=== SUPPLIED DATA ===
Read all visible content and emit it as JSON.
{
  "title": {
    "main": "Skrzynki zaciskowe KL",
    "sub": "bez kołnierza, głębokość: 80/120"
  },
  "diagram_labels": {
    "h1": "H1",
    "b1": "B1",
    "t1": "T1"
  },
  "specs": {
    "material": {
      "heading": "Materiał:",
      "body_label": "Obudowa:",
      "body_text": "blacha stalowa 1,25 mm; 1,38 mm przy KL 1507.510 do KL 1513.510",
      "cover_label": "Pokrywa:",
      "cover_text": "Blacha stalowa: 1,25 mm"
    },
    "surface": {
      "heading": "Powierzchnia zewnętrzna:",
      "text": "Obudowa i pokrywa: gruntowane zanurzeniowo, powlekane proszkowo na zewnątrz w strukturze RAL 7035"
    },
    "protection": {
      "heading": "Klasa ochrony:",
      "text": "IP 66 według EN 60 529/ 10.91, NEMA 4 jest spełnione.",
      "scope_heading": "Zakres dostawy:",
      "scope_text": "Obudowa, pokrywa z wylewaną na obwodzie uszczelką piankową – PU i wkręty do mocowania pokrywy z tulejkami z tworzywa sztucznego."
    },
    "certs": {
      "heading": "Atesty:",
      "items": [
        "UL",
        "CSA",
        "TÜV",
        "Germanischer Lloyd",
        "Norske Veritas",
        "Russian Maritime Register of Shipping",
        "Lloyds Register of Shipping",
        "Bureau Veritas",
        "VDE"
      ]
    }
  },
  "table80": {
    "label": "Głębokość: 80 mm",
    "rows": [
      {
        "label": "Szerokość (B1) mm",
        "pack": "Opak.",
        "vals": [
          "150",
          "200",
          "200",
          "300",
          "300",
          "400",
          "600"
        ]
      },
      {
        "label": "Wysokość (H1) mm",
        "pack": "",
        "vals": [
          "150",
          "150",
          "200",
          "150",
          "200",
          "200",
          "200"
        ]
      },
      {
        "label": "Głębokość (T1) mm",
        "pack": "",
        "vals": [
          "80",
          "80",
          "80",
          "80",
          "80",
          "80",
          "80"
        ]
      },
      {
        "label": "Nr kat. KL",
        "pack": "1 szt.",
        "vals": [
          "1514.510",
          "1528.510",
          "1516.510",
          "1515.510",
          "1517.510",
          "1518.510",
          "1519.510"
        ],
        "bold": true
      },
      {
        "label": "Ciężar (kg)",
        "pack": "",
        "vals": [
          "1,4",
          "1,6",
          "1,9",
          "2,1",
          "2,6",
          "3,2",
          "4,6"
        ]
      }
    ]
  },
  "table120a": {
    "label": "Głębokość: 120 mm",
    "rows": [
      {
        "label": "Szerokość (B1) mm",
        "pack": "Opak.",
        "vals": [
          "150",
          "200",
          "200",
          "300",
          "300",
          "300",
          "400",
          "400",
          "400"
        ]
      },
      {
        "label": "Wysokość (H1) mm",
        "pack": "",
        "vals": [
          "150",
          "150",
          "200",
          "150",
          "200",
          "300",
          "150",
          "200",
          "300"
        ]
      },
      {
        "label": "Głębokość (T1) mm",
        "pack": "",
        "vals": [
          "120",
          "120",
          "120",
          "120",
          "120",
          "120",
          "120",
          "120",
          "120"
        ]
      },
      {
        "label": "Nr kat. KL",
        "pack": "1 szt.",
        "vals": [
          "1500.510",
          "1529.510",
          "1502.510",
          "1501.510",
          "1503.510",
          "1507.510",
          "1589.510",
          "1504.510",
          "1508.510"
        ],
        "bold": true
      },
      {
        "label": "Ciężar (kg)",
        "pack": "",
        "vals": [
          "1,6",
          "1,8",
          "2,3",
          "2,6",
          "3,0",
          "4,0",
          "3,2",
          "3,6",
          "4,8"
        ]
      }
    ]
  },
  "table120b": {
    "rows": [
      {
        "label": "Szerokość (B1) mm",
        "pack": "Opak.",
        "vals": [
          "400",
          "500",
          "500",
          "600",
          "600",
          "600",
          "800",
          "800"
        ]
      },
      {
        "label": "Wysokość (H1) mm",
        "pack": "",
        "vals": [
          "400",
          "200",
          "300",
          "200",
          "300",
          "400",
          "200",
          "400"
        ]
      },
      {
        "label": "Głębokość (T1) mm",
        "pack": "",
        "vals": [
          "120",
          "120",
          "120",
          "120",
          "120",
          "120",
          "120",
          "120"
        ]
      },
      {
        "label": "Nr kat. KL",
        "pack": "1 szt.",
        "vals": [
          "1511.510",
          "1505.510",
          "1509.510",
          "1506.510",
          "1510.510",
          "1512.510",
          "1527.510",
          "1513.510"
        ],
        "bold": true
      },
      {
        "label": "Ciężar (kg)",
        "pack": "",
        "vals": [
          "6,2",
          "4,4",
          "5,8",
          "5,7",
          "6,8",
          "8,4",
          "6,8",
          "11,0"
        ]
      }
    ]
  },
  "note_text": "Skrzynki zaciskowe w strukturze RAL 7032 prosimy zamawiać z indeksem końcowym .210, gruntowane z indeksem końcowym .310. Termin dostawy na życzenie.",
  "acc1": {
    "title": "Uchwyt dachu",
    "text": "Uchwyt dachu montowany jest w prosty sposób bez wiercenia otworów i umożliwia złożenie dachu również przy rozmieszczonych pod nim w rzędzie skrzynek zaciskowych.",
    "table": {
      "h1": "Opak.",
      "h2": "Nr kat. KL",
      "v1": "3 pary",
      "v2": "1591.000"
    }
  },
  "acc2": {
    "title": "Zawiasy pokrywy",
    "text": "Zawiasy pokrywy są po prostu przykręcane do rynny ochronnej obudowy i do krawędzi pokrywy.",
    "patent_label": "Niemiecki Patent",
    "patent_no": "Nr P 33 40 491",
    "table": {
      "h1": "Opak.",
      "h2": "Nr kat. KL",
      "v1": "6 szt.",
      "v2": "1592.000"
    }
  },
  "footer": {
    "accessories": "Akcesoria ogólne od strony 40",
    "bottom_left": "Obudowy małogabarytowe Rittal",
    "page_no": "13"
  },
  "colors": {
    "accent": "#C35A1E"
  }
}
===
- DO THIS -
Scan the listing above. Collect all lines with the word "Shipping".

- FULL RESPONSE -
        "Russian Maritime Register of Shipping",
        "Lloyds Register of Shipping",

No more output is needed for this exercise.